** AIM OF THE TASK **
Lift out all lines below that contain "page".

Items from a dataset
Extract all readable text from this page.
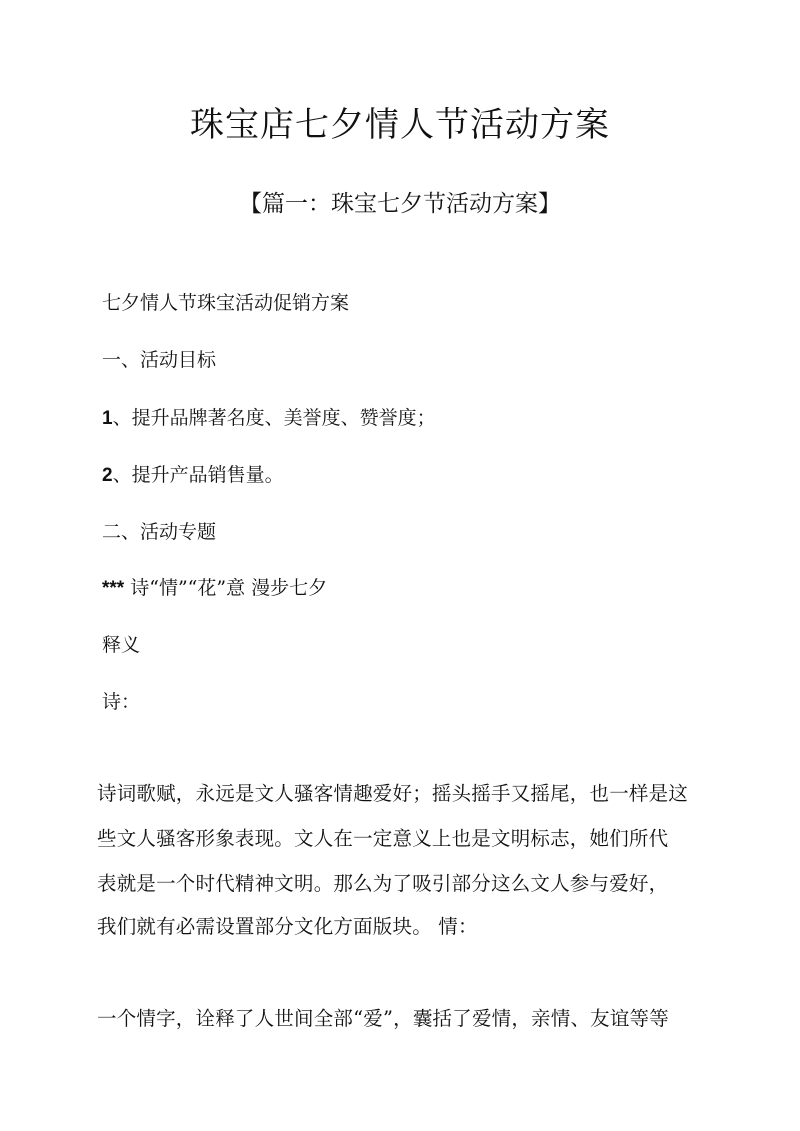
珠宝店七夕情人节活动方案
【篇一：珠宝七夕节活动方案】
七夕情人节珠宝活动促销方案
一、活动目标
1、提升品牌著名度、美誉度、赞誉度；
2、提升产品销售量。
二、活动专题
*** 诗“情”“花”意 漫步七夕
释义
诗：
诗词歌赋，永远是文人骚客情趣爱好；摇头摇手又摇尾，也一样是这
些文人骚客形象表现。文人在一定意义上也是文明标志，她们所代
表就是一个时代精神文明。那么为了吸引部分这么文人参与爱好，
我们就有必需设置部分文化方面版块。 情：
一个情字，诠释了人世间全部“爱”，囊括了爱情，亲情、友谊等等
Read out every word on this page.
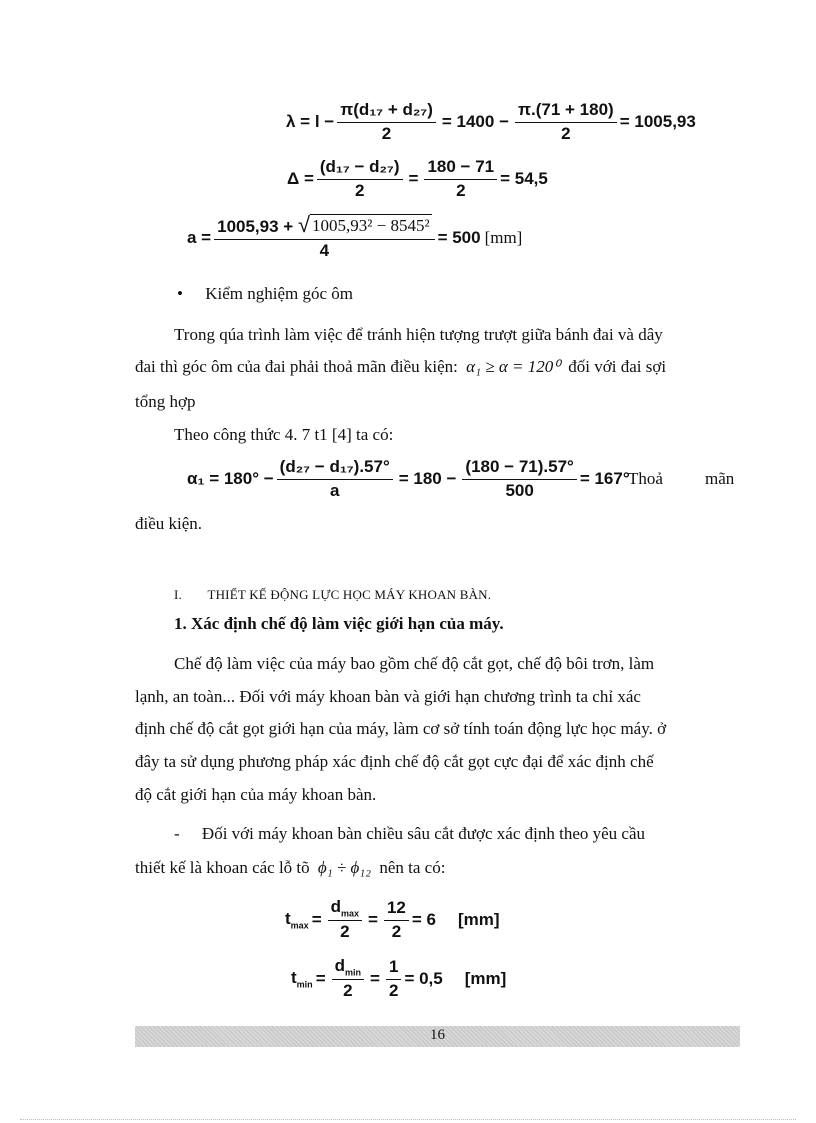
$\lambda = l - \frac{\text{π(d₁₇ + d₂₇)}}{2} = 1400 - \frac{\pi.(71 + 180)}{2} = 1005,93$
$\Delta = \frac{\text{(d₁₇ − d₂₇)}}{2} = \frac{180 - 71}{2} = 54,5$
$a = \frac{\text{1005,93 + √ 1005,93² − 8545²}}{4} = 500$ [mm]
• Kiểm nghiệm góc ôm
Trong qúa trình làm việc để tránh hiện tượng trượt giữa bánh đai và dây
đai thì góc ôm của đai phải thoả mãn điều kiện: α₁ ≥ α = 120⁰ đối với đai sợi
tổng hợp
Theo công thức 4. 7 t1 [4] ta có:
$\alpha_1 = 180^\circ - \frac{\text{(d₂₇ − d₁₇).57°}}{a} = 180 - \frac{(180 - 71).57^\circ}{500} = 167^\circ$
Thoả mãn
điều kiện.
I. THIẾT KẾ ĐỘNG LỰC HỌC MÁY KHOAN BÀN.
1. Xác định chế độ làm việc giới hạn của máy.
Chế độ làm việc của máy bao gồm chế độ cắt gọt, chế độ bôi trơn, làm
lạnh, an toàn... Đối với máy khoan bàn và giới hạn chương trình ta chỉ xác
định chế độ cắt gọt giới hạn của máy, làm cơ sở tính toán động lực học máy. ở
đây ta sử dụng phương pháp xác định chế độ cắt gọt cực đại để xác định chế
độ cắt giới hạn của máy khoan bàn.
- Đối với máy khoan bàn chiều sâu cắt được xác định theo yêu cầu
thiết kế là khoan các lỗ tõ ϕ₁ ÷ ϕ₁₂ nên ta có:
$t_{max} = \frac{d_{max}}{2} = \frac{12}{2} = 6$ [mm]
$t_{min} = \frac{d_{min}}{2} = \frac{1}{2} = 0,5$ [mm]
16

** WORKED SOLUTION **
Extract all readable text from this page.
Read out every word on this page.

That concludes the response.